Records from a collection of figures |
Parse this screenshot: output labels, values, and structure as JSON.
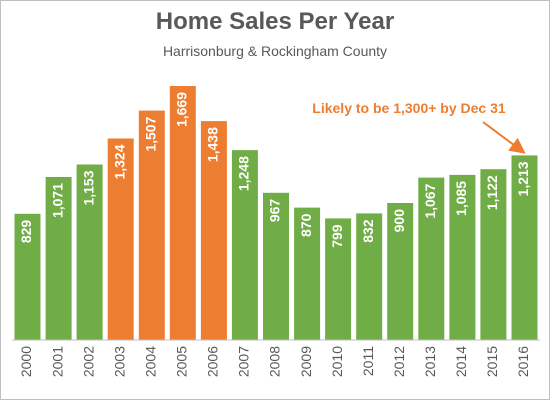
{
  "chart_data": {
    "type": "bar",
    "title": "Home Sales Per Year",
    "subtitle": "Harrisonburg & Rockingham County",
    "categories": [
      "2000",
      "2001",
      "2002",
      "2003",
      "2004",
      "2005",
      "2006",
      "2007",
      "2008",
      "2009",
      "2010",
      "2011",
      "2012",
      "2013",
      "2014",
      "2015",
      "2016"
    ],
    "values": [
      829,
      1071,
      1153,
      1324,
      1507,
      1669,
      1438,
      1248,
      967,
      870,
      799,
      832,
      900,
      1067,
      1085,
      1122,
      1213
    ],
    "value_labels": [
      "829",
      "1,071",
      "1,153",
      "1,324",
      "1,507",
      "1,669",
      "1,438",
      "1,248",
      "967",
      "870",
      "799",
      "832",
      "900",
      "1,067",
      "1,085",
      "1,122",
      "1,213"
    ],
    "highlighted_categories": [
      "2003",
      "2004",
      "2005",
      "2006"
    ],
    "colors": {
      "default": "#70ad47",
      "highlight": "#ed7d31",
      "label": "#ffffff",
      "axis": "#bfbfbf"
    },
    "ylim": [
      0,
      1800
    ],
    "grid": false,
    "annotation": {
      "text": "Likely to be 1,300+ by Dec 31",
      "target": "2016",
      "color": "#ed7d31"
    }
  }
}
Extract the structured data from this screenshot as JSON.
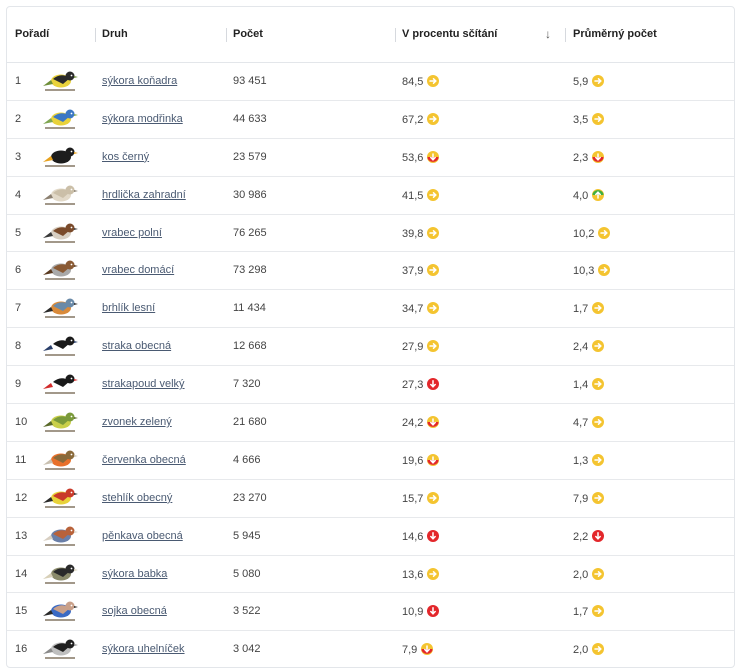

GIVEN TASK | All records should be output exactly, with the pictures left out.

SOLUTION BELOW |
Parse this screenshot: output labels, values, and structure as JSON.
{
  "chart_data": {
    "type": "bar",
    "title": "Home Sales Per Year",
    "subtitle": "Harrisonburg & Rockingham County",
    "categories": [
      "2000",
      "2001",
      "2002",
      "2003",
      "2004",
      "2005",
      "2006",
      "2007",
      "2008",
      "2009",
      "2010",
      "2011",
      "2012",
      "2013",
      "2014",
      "2015",
      "2016"
    ],
    "values": [
      829,
      1071,
      1153,
      1324,
      1507,
      1669,
      1438,
      1248,
      967,
      870,
      799,
      832,
      900,
      1067,
      1085,
      1122,
      1213
    ],
    "value_labels": [
      "829",
      "1,071",
      "1,153",
      "1,324",
      "1,507",
      "1,669",
      "1,438",
      "1,248",
      "967",
      "870",
      "799",
      "832",
      "900",
      "1,067",
      "1,085",
      "1,122",
      "1,213"
    ],
    "highlighted_categories": [
      "2003",
      "2004",
      "2005",
      "2006"
    ],
    "colors": {
      "default": "#70ad47",
      "highlight": "#ed7d31",
      "label": "#ffffff",
      "axis": "#bfbfbf"
    },
    "ylim": [
      0,
      1800
    ],
    "grid": false,
    "annotation": {
      "text": "Likely to be 1,300+ by Dec 31",
      "target": "2016",
      "color": "#ed7d31"
    }
  }
}
Extract the structured data from this screenshot as JSON.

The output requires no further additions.